(Directions for this task)
Give the count of lines holding the string "статический" and nothing else.

---------- Entries supplied

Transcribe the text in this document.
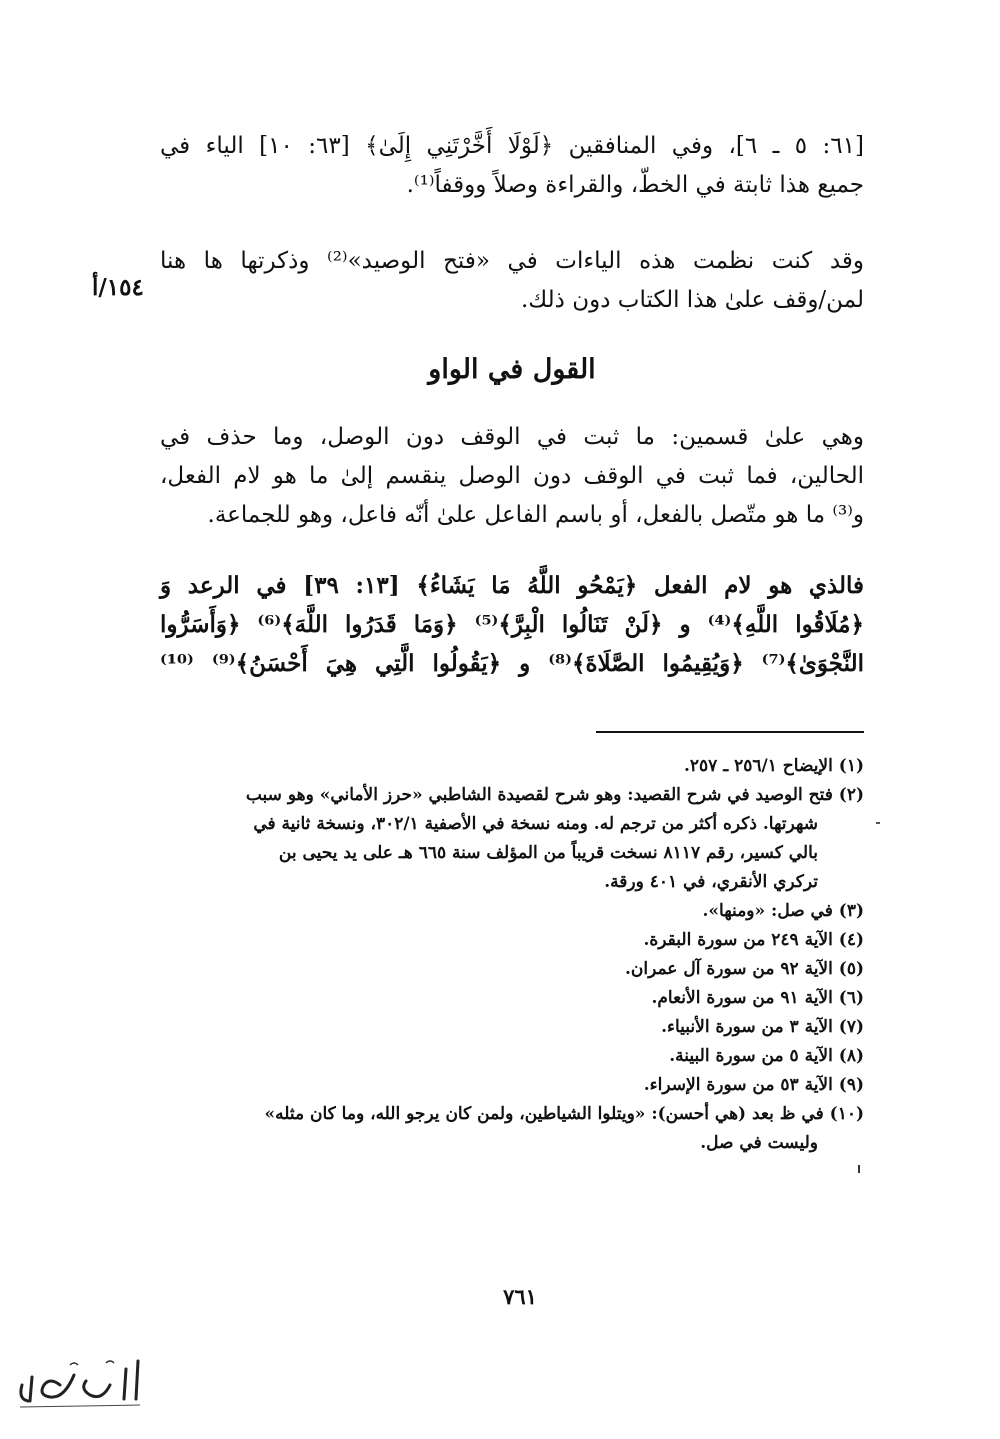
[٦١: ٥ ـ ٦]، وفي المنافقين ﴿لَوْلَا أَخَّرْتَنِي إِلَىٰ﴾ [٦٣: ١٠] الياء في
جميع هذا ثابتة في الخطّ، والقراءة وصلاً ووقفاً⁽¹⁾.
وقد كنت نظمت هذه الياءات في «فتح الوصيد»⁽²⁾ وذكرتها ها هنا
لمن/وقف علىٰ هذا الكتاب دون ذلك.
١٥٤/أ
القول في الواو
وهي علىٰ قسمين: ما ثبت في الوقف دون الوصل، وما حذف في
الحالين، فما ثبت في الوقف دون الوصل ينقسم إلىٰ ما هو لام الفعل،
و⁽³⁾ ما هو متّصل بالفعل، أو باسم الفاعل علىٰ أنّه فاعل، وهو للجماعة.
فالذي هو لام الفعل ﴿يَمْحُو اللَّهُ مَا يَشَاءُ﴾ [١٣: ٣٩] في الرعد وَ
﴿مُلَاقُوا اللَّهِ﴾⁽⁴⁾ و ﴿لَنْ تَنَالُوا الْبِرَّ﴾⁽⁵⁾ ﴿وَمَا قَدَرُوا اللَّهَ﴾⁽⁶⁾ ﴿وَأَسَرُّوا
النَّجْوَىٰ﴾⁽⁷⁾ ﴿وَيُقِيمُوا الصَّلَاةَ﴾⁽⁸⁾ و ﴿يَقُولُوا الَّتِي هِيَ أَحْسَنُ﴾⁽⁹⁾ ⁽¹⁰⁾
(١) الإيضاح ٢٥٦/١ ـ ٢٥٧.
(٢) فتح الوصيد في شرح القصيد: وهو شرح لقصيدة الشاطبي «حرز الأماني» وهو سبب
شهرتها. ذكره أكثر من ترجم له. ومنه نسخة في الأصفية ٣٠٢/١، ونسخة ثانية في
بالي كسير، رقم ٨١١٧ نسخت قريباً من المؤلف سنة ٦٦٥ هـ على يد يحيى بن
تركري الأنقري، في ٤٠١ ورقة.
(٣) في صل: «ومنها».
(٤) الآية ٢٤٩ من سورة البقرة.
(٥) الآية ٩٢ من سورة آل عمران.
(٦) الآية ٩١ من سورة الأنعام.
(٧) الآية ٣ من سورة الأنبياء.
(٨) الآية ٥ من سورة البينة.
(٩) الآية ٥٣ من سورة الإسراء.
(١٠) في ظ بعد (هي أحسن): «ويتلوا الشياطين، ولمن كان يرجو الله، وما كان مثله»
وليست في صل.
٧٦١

--------------------
---------- Entries supplied

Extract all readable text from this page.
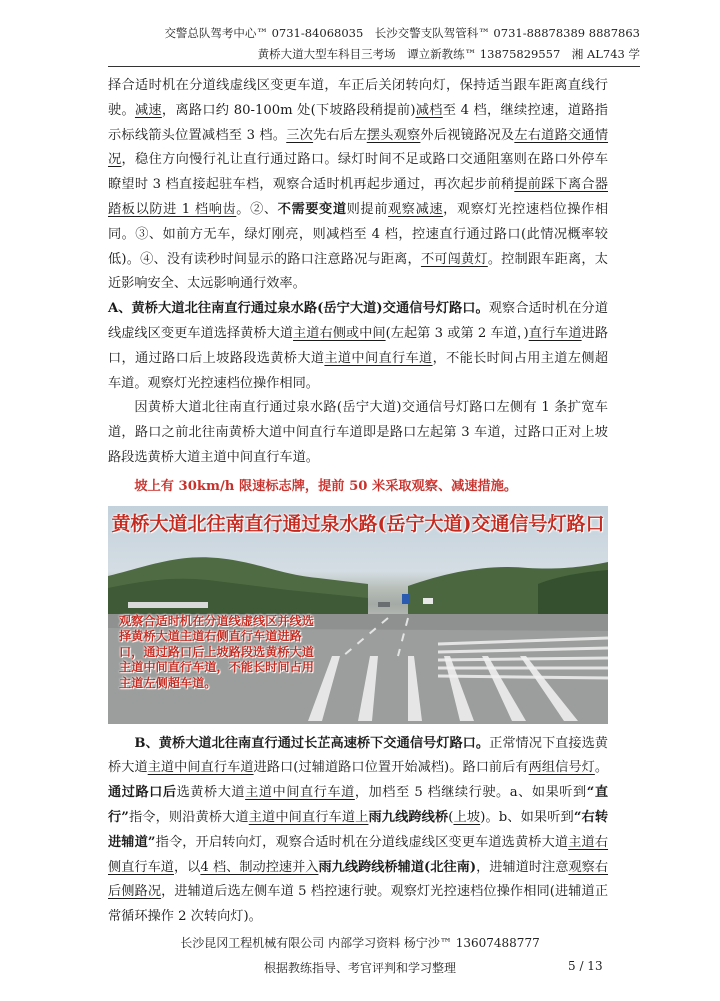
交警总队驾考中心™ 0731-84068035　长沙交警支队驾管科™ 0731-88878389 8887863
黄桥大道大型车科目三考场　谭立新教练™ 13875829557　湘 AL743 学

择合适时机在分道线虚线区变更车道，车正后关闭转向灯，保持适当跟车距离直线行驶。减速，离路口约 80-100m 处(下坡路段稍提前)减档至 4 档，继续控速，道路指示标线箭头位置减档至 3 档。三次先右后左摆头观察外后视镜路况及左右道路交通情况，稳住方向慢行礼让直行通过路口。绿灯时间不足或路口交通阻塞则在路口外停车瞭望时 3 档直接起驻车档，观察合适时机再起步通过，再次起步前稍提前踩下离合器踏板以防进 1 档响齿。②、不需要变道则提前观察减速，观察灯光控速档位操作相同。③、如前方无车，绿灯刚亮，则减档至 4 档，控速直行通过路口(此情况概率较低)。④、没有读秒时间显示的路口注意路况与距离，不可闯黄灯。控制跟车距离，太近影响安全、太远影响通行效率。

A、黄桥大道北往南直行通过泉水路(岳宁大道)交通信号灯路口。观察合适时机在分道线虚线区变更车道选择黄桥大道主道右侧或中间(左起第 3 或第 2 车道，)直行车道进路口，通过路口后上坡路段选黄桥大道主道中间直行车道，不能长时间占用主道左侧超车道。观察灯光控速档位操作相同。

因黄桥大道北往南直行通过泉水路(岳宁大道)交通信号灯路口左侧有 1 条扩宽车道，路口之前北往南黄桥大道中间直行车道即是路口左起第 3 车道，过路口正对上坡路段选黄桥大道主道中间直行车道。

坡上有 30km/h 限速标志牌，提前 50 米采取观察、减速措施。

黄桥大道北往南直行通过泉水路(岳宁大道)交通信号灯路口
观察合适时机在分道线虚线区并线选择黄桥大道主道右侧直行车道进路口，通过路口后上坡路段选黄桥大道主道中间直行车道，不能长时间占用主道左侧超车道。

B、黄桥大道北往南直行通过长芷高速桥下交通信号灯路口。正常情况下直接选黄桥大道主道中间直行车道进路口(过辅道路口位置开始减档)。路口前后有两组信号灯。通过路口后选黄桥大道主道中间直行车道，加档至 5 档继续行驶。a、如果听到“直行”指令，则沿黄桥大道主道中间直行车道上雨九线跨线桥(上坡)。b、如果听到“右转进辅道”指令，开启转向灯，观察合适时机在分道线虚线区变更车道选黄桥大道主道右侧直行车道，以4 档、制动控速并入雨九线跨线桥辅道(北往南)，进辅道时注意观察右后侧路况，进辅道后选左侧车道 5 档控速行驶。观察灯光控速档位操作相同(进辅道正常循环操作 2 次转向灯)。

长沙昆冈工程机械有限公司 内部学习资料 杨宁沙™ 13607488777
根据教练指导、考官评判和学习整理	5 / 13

--------------------
---------- Entries supplied

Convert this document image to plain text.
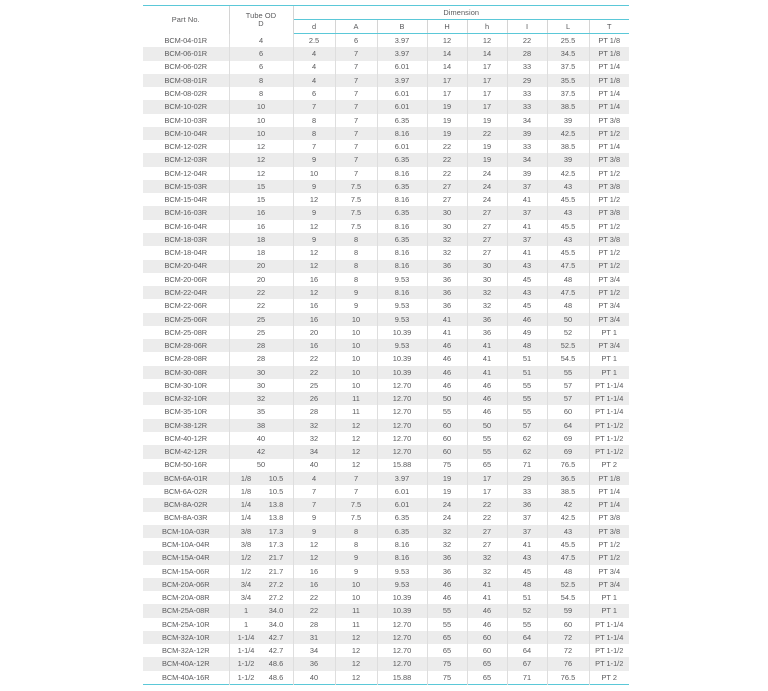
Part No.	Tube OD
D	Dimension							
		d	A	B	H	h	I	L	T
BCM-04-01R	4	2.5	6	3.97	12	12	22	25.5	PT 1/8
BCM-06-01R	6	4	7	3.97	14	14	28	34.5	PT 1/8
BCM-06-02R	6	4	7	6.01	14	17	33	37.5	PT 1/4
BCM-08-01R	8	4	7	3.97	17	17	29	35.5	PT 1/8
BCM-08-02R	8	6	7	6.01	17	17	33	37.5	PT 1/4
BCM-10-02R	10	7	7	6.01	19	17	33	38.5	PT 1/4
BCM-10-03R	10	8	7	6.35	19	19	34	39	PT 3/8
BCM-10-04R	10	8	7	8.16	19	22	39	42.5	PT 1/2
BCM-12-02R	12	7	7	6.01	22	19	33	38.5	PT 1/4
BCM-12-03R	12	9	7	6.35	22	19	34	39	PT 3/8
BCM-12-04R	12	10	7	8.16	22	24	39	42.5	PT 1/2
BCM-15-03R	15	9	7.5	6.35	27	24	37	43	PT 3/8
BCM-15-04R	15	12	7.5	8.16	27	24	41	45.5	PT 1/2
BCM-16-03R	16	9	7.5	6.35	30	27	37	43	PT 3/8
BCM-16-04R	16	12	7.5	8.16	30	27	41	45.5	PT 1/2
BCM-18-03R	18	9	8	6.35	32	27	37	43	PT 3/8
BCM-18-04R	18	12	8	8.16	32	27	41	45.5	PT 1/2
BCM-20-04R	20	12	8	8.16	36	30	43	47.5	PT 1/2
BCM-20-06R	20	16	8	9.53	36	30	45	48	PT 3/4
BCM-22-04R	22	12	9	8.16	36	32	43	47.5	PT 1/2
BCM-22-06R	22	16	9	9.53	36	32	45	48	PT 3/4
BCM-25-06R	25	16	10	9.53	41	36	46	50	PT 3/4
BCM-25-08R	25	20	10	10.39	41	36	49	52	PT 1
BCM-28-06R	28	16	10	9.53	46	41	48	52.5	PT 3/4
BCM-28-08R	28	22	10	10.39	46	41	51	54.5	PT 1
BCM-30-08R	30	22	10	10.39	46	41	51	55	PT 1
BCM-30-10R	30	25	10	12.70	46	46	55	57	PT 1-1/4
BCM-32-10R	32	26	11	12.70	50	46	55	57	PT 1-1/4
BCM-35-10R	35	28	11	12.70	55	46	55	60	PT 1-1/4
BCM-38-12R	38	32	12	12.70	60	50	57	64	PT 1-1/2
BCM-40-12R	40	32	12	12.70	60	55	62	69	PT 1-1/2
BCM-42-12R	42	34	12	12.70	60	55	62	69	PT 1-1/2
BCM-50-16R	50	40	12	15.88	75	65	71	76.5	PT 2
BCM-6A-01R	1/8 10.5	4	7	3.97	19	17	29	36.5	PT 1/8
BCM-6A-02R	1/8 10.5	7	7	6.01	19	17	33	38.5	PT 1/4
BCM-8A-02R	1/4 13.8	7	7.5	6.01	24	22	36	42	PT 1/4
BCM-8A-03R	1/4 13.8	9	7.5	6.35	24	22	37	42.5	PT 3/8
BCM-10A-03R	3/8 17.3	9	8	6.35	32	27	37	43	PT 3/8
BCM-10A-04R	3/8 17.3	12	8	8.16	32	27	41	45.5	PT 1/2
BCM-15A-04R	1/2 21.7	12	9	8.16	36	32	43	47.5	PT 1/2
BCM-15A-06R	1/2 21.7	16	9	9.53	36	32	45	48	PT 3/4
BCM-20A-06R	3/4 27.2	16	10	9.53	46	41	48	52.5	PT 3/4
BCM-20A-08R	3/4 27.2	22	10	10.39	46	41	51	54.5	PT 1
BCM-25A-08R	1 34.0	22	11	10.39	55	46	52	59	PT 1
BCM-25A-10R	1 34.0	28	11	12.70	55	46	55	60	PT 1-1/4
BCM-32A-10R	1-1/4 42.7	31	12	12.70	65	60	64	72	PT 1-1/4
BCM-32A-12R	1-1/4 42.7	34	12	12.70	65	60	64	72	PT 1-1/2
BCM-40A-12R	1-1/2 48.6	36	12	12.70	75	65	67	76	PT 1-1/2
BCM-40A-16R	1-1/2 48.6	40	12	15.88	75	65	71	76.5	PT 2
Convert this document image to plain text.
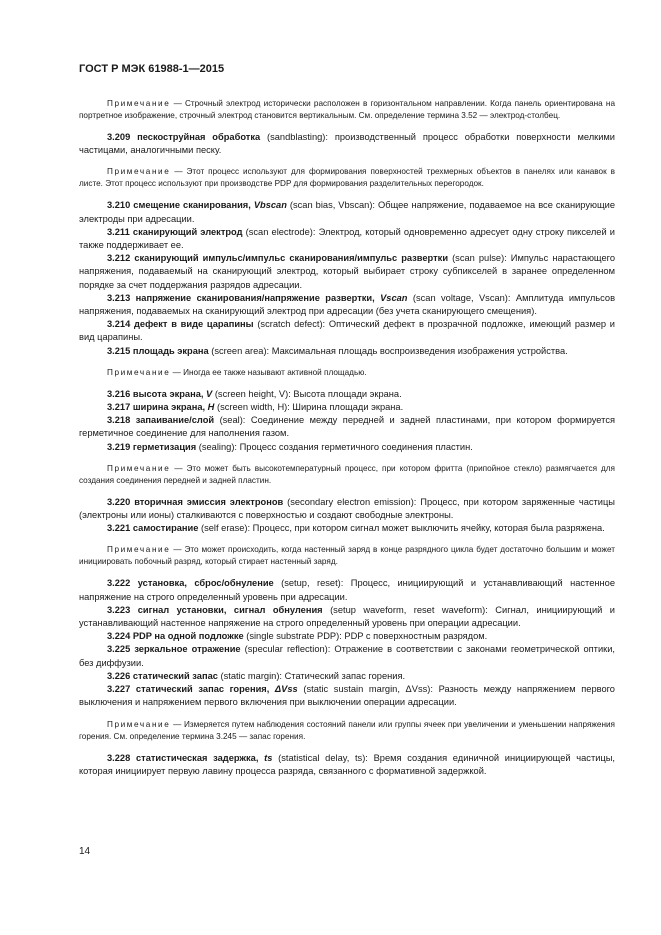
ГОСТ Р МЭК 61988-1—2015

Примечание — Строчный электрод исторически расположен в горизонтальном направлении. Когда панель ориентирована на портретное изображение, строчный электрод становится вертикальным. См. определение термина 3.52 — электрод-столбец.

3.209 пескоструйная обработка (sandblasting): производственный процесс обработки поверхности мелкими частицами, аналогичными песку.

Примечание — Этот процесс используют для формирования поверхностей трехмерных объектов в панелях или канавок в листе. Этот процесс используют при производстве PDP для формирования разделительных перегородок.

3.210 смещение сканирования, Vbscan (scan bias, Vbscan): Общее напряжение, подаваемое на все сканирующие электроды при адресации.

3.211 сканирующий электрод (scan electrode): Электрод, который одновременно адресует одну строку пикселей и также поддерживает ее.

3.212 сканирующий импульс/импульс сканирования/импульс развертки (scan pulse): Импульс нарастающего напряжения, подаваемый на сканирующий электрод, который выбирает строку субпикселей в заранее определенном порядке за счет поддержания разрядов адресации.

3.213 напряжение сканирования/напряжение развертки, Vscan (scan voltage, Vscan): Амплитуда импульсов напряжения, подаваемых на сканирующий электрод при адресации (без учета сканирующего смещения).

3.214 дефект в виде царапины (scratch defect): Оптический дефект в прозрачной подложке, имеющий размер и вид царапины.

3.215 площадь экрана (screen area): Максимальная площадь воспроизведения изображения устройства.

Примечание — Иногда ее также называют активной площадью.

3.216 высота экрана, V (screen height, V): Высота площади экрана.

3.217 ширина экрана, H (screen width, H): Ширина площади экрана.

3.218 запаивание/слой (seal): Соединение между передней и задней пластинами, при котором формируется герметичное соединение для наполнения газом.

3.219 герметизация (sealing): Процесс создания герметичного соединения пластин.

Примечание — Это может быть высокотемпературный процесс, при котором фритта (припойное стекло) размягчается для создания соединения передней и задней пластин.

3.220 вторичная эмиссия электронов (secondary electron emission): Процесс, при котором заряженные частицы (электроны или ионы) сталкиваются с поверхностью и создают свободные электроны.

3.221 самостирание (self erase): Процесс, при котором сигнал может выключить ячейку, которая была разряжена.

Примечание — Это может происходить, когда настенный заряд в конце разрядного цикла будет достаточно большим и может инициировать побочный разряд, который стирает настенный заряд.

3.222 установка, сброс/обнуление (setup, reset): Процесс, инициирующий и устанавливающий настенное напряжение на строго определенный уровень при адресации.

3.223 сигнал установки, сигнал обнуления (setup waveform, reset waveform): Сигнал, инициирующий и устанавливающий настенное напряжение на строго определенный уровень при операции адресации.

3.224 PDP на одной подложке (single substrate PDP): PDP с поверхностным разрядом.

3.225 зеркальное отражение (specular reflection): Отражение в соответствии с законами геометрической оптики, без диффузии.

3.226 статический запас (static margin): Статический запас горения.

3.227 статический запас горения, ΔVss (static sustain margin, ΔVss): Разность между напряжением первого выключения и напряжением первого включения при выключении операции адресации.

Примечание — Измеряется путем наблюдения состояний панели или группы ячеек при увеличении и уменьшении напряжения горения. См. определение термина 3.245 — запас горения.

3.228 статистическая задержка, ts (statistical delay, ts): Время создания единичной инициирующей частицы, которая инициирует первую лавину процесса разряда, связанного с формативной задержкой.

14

--------------------

(Expected answer)
2